▸ **Aim**: Can you format the entries below as a JSON list of strings, with one string for each line and any blank lines left out?

▸ **Stored entries**:
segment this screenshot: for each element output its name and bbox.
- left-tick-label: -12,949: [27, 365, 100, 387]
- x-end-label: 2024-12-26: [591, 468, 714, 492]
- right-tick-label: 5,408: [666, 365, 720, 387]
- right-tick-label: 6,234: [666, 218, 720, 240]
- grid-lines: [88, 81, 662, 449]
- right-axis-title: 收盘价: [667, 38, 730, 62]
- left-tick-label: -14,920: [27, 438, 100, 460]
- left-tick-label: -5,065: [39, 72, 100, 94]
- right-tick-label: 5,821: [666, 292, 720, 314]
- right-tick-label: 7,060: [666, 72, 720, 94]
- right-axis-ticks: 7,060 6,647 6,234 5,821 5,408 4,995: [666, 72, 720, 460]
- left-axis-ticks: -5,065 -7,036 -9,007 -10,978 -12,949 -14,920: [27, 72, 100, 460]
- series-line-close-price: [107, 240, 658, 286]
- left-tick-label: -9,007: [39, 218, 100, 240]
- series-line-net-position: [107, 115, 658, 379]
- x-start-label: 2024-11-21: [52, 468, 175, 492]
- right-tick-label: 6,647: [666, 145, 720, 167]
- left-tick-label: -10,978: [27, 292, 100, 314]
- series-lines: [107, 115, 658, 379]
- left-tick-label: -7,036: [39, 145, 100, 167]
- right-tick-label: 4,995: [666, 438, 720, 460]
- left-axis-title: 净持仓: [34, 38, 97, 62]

▸ **Result**:
[
  "segment this screenshot: for each element output its name and bbox.",
  "- left-tick-label: -12,949: [27, 365, 100, 387]",
  "- x-end-label: 2024-12-26: [591, 468, 714, 492]",
  "- right-tick-label: 5,408: [666, 365, 720, 387]",
  "- right-tick-label: 6,234: [666, 218, 720, 240]",
  "- grid-lines: [88, 81, 662, 449]",
  "- right-axis-title: 收盘价: [667, 38, 730, 62]",
  "- left-tick-label: -14,920: [27, 438, 100, 460]",
  "- left-tick-label: -5,065: [39, 72, 100, 94]",
  "- right-tick-label: 5,821: [666, 292, 720, 314]",
  "- right-tick-label: 7,060: [666, 72, 720, 94]",
  "- right-axis-ticks: 7,060 6,647 6,234 5,821 5,408 4,995: [666, 72, 720, 460]",
  "- left-axis-ticks: -5,065 -7,036 -9,007 -10,978 -12,949 -14,920: [27, 72, 100, 460]",
  "- series-line-close-price: [107, 240, 658, 286]",
  "- left-tick-label: -9,007: [39, 218, 100, 240]",
  "- series-line-net-position: [107, 115, 658, 379]",
  "- x-start-label: 2024-11-21: [52, 468, 175, 492]",
  "- right-tick-label: 6,647: [666, 145, 720, 167]",
  "- left-tick-label: -10,978: [27, 292, 100, 314]",
  "- series-lines: [107, 115, 658, 379]",
  "- left-tick-label: -7,036: [39, 145, 100, 167]",
  "- right-tick-label: 4,995: [666, 438, 720, 460]",
  "- left-axis-title: 净持仓: [34, 38, 97, 62]"
]